◆ **WRITTEN EXERCISE**
Pick out each line with the word "image" from the material that follows.
- - - - - - -
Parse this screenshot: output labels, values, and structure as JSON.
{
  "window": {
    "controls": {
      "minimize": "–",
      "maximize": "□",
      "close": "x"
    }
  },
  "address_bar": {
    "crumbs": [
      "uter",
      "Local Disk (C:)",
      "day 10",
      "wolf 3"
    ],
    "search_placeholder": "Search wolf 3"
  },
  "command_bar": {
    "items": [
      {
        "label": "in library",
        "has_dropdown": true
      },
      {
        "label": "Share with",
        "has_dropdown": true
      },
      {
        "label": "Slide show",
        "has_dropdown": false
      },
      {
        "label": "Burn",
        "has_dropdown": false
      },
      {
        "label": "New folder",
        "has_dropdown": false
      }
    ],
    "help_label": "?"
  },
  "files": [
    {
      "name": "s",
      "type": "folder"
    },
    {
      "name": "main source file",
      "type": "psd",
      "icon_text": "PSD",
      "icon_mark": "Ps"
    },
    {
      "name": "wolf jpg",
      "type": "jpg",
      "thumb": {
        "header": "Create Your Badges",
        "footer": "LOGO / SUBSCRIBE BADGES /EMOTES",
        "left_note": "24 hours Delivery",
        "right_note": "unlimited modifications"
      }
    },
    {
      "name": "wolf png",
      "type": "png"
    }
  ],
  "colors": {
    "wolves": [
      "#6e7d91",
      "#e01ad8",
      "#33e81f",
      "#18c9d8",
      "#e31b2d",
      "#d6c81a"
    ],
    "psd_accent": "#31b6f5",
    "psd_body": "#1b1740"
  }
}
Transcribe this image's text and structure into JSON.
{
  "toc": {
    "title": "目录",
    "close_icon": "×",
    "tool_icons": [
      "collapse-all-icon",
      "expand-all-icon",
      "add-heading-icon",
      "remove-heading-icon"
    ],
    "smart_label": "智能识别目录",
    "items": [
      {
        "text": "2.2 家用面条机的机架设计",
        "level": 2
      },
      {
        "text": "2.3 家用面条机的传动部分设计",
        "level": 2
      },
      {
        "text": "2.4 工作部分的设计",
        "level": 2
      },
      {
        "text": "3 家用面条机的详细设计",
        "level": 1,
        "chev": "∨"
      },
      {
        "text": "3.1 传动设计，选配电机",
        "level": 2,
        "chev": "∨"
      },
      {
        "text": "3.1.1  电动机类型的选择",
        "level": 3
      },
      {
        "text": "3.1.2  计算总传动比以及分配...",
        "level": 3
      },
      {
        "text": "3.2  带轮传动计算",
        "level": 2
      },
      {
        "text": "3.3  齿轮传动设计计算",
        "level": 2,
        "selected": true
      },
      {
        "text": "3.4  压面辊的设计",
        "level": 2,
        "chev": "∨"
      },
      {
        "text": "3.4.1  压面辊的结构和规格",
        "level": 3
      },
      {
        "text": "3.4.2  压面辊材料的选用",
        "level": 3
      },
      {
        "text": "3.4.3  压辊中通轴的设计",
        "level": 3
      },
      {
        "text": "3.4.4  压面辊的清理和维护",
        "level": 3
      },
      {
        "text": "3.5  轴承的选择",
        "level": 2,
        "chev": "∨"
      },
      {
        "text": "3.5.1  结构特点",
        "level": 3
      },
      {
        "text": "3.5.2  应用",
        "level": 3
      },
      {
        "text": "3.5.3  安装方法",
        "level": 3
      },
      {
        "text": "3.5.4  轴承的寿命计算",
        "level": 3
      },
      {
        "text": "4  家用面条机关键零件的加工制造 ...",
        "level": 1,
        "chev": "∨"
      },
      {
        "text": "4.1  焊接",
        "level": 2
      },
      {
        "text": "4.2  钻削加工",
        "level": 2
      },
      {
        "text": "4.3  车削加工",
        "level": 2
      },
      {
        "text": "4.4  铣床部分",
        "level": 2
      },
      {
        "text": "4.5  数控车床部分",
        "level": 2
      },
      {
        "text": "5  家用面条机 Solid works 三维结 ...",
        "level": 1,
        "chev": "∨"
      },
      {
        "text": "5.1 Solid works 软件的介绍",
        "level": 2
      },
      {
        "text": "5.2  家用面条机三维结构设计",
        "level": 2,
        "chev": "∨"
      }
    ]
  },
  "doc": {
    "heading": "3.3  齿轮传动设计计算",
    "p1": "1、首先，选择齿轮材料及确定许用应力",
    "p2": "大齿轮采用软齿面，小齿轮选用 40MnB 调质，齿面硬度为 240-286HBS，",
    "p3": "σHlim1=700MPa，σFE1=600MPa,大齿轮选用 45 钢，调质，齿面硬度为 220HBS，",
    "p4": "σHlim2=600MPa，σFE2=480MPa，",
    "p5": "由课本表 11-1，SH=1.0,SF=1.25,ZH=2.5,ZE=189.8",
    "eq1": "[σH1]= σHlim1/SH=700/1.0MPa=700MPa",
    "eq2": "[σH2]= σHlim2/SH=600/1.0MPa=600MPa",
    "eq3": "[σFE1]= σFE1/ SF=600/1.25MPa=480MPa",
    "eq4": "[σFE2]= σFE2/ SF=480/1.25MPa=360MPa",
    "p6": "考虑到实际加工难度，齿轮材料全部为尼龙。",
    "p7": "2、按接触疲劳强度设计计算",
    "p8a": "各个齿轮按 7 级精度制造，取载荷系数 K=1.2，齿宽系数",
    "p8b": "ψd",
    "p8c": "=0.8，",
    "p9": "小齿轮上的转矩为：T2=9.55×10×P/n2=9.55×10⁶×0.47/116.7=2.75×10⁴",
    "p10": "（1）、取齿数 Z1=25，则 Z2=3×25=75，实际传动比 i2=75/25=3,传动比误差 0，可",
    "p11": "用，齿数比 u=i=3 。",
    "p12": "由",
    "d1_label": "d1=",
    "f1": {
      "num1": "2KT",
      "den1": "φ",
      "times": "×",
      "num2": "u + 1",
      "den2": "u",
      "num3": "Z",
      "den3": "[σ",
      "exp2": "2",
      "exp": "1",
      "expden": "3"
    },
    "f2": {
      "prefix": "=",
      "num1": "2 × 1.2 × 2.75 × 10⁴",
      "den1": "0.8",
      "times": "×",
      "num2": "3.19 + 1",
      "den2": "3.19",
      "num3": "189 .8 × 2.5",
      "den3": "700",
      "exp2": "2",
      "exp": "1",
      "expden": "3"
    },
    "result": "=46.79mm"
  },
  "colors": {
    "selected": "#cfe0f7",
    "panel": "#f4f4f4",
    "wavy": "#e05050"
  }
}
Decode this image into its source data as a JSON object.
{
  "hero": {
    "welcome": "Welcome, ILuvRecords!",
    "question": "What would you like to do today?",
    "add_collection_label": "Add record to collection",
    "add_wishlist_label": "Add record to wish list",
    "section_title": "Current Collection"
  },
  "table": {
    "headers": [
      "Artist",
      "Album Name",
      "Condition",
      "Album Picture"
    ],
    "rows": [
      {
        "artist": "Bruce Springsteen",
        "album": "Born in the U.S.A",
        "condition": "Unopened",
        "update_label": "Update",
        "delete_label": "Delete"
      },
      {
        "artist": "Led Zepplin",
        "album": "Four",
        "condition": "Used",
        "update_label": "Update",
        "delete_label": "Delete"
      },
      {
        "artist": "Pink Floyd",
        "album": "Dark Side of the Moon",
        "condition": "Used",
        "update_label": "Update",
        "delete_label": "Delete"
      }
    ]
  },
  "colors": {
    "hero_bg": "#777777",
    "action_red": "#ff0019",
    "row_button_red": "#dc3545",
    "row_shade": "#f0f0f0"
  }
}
- - - - - - -
◆ **RESULT BELOW**
Transcribe this image's text and structure into JSON.
Decode this image into its source data as a JSON object.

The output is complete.